┏━━

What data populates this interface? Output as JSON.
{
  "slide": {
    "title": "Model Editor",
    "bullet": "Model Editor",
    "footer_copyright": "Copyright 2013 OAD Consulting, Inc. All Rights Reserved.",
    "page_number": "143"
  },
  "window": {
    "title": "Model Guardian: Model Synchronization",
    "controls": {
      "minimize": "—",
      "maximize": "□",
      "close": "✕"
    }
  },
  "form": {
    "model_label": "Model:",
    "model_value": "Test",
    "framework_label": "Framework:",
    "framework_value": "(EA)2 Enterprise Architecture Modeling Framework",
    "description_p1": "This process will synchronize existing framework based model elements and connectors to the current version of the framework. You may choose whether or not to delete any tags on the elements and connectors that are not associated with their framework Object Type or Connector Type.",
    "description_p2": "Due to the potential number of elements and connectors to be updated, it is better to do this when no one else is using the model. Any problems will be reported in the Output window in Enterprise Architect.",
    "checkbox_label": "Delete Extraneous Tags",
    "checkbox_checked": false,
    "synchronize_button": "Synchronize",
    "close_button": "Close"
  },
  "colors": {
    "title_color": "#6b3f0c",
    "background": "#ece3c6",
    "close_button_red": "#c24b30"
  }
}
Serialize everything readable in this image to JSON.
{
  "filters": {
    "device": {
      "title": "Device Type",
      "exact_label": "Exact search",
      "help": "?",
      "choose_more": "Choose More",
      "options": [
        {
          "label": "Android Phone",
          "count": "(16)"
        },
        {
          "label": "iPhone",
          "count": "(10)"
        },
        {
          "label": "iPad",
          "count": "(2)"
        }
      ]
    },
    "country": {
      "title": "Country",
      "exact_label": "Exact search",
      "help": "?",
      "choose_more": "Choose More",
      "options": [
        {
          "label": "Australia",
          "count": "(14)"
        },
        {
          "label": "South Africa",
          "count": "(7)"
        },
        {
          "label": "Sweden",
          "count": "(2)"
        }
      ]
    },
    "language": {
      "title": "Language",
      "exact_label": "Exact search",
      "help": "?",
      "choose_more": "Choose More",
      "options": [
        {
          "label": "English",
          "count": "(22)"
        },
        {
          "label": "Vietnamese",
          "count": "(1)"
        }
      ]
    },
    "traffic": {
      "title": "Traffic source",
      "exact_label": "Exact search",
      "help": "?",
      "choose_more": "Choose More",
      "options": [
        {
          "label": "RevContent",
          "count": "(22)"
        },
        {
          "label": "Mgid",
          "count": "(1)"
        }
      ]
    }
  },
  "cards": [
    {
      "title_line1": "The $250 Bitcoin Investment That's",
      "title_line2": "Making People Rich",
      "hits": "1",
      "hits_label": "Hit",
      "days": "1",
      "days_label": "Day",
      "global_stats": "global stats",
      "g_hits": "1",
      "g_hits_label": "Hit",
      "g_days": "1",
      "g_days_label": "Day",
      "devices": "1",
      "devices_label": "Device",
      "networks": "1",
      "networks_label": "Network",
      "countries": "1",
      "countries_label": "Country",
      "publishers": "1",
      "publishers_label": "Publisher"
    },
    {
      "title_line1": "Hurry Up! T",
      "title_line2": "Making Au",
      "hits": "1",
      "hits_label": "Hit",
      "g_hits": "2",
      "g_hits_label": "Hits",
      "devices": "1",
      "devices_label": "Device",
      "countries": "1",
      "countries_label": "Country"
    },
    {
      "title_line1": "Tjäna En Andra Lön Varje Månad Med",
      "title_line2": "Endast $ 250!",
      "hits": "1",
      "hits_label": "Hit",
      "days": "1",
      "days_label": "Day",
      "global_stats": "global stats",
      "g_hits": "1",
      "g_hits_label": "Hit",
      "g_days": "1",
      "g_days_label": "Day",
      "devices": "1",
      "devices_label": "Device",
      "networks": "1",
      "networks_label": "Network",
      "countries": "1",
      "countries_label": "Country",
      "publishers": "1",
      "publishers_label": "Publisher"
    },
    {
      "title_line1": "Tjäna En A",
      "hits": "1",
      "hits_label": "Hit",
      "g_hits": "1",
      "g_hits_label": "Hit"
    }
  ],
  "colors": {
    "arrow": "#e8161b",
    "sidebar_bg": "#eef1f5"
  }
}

┗━━

GOAL:
The records above should be restated word for word, please.

REPLY TO THE TASK:
What data populates this interface? Output as JSON.
{
  "slide": {
    "title": "Model Editor",
    "bullet": "Model Editor",
    "footer_copyright": "Copyright 2013 OAD Consulting, Inc. All Rights Reserved.",
    "page_number": "143"
  },
  "window": {
    "title": "Model Guardian: Model Synchronization",
    "controls": {
      "minimize": "—",
      "maximize": "□",
      "close": "✕"
    }
  },
  "form": {
    "model_label": "Model:",
    "model_value": "Test",
    "framework_label": "Framework:",
    "framework_value": "(EA)2 Enterprise Architecture Modeling Framework",
    "description_p1": "This process will synchronize existing framework based model elements and connectors to the current version of the framework. You may choose whether or not to delete any tags on the elements and connectors that are not associated with their framework Object Type or Connector Type.",
    "description_p2": "Due to the potential number of elements and connectors to be updated, it is better to do this when no one else is using the model. Any problems will be reported in the Output window in Enterprise Architect.",
    "checkbox_label": "Delete Extraneous Tags",
    "checkbox_checked": false,
    "synchronize_button": "Synchronize",
    "close_button": "Close"
  },
  "colors": {
    "title_color": "#6b3f0c",
    "background": "#ece3c6",
    "close_button_red": "#c24b30"
  }
}
Serialize everything readable in this image to JSON.
{
  "filters": {
    "device": {
      "title": "Device Type",
      "exact_label": "Exact search",
      "help": "?",
      "choose_more": "Choose More",
      "options": [
        {
          "label": "Android Phone",
          "count": "(16)"
        },
        {
          "label": "iPhone",
          "count": "(10)"
        },
        {
          "label": "iPad",
          "count": "(2)"
        }
      ]
    },
    "country": {
      "title": "Country",
      "exact_label": "Exact search",
      "help": "?",
      "choose_more": "Choose More",
      "options": [
        {
          "label": "Australia",
          "count": "(14)"
        },
        {
          "label": "South Africa",
          "count": "(7)"
        },
        {
          "label": "Sweden",
          "count": "(2)"
        }
      ]
    },
    "language": {
      "title": "Language",
      "exact_label": "Exact search",
      "help": "?",
      "choose_more": "Choose More",
      "options": [
        {
          "label": "English",
          "count": "(22)"
        },
        {
          "label": "Vietnamese",
          "count": "(1)"
        }
      ]
    },
    "traffic": {
      "title": "Traffic source",
      "exact_label": "Exact search",
      "help": "?",
      "choose_more": "Choose More",
      "options": [
        {
          "label": "RevContent",
          "count": "(22)"
        },
        {
          "label": "Mgid",
          "count": "(1)"
        }
      ]
    }
  },
  "cards": [
    {
      "title_line1": "The $250 Bitcoin Investment That's",
      "title_line2": "Making People Rich",
      "hits": "1",
      "hits_label": "Hit",
      "days": "1",
      "days_label": "Day",
      "global_stats": "global stats",
      "g_hits": "1",
      "g_hits_label": "Hit",
      "g_days": "1",
      "g_days_label": "Day",
      "devices": "1",
      "devices_label": "Device",
      "networks": "1",
      "networks_label": "Network",
      "countries": "1",
      "countries_label": "Country",
      "publishers": "1",
      "publishers_label": "Publisher"
    },
    {
      "title_line1": "Hurry Up! T",
      "title_line2": "Making Au",
      "hits": "1",
      "hits_label": "Hit",
      "g_hits": "2",
      "g_hits_label": "Hits",
      "devices": "1",
      "devices_label": "Device",
      "countries": "1",
      "countries_label": "Country"
    },
    {
      "title_line1": "Tjäna En Andra Lön Varje Månad Med",
      "title_line2": "Endast $ 250!",
      "hits": "1",
      "hits_label": "Hit",
      "days": "1",
      "days_label": "Day",
      "global_stats": "global stats",
      "g_hits": "1",
      "g_hits_label": "Hit",
      "g_days": "1",
      "g_days_label": "Day",
      "devices": "1",
      "devices_label": "Device",
      "networks": "1",
      "networks_label": "Network",
      "countries": "1",
      "countries_label": "Country",
      "publishers": "1",
      "publishers_label": "Publisher"
    },
    {
      "title_line1": "Tjäna En A",
      "hits": "1",
      "hits_label": "Hit",
      "g_hits": "1",
      "g_hits_label": "Hit"
    }
  ],
  "colors": {
    "arrow": "#e8161b",
    "sidebar_bg": "#eef1f5"
  }
}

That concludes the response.